◆ **Provided entries**
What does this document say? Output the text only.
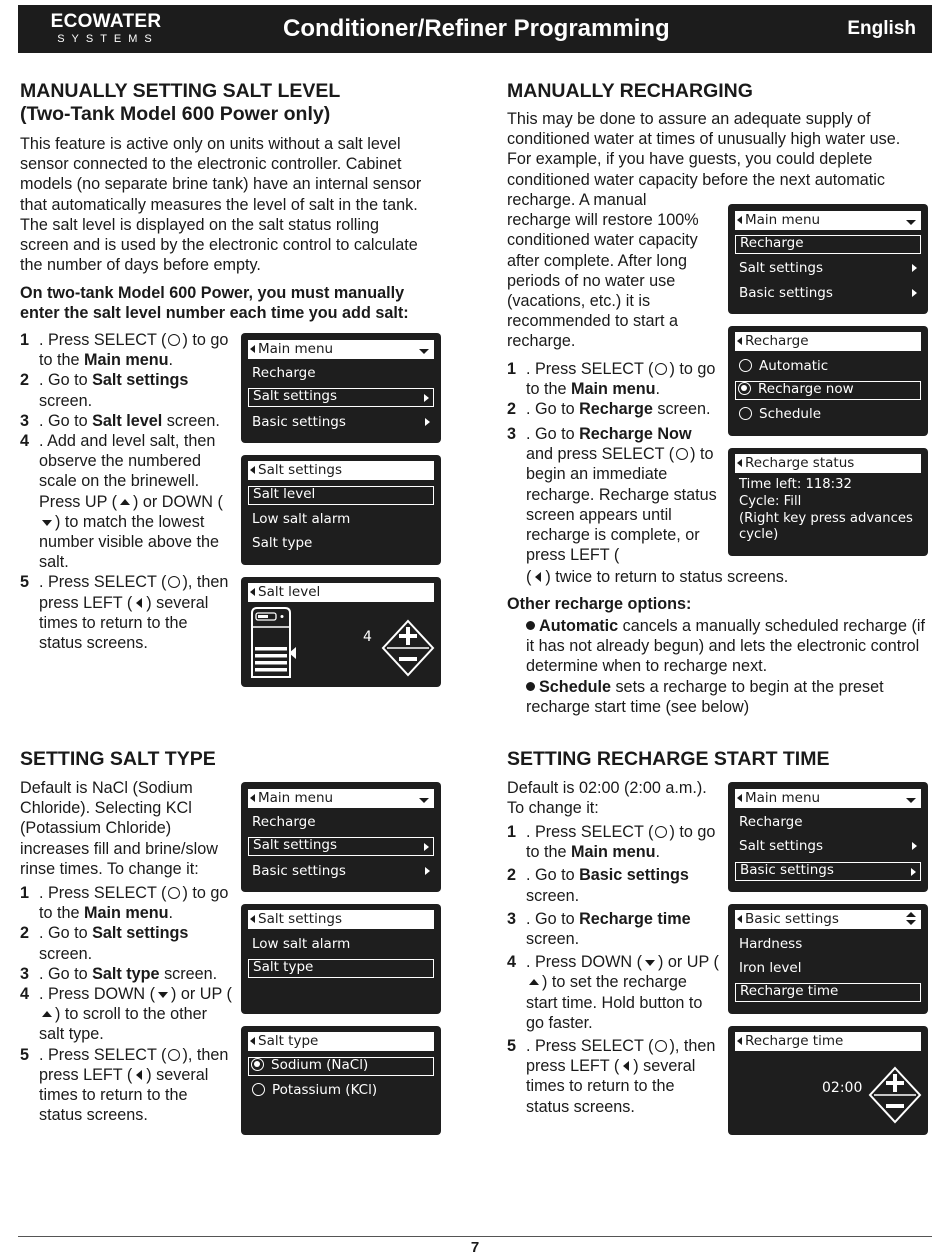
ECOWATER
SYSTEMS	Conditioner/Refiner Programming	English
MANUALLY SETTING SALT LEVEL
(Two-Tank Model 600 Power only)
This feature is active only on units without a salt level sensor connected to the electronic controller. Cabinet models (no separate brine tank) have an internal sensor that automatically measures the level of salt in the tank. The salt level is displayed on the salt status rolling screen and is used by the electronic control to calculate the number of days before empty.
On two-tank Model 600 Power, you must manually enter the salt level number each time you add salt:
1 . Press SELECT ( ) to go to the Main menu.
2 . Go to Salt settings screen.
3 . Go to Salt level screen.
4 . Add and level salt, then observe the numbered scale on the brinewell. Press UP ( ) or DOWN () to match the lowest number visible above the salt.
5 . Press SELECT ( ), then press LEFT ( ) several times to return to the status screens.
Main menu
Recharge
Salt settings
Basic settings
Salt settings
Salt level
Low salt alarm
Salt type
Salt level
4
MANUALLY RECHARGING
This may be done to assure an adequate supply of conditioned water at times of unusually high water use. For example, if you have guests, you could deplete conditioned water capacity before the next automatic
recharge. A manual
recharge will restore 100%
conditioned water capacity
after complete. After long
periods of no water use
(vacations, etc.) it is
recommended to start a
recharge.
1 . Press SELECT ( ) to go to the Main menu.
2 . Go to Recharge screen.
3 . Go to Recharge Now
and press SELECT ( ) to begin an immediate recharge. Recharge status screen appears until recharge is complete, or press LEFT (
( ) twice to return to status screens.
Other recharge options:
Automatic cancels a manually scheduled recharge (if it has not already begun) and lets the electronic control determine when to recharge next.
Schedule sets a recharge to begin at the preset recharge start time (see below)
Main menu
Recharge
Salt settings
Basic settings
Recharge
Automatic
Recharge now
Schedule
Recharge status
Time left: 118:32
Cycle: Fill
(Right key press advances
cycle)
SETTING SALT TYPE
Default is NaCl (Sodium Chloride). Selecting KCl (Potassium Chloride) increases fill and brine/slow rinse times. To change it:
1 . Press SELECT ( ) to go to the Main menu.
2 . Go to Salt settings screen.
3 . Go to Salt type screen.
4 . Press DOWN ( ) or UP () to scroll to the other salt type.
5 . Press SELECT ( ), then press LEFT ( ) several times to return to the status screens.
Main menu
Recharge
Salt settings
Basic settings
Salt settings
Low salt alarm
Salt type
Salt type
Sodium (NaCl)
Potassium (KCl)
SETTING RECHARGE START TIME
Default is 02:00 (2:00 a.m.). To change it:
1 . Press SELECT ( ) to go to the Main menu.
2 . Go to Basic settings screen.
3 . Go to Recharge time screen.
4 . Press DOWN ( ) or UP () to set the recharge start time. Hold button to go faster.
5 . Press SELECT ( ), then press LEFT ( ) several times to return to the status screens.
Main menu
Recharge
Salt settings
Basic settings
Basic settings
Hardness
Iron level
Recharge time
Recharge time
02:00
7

◆ **Instructions to follow**
Where a line of the data holds "DOWN", show that line.

◆ **Output for this task**
4 . Add and level salt, then observe the numbered scale on the brinewell. Press UP ( ) or DOWN () to match the lowest number visible above the salt.
4 . Press DOWN ( ) or UP () to scroll to the other salt type.
4 . Press DOWN ( ) or UP () to set the recharge start time. Hold button to go faster.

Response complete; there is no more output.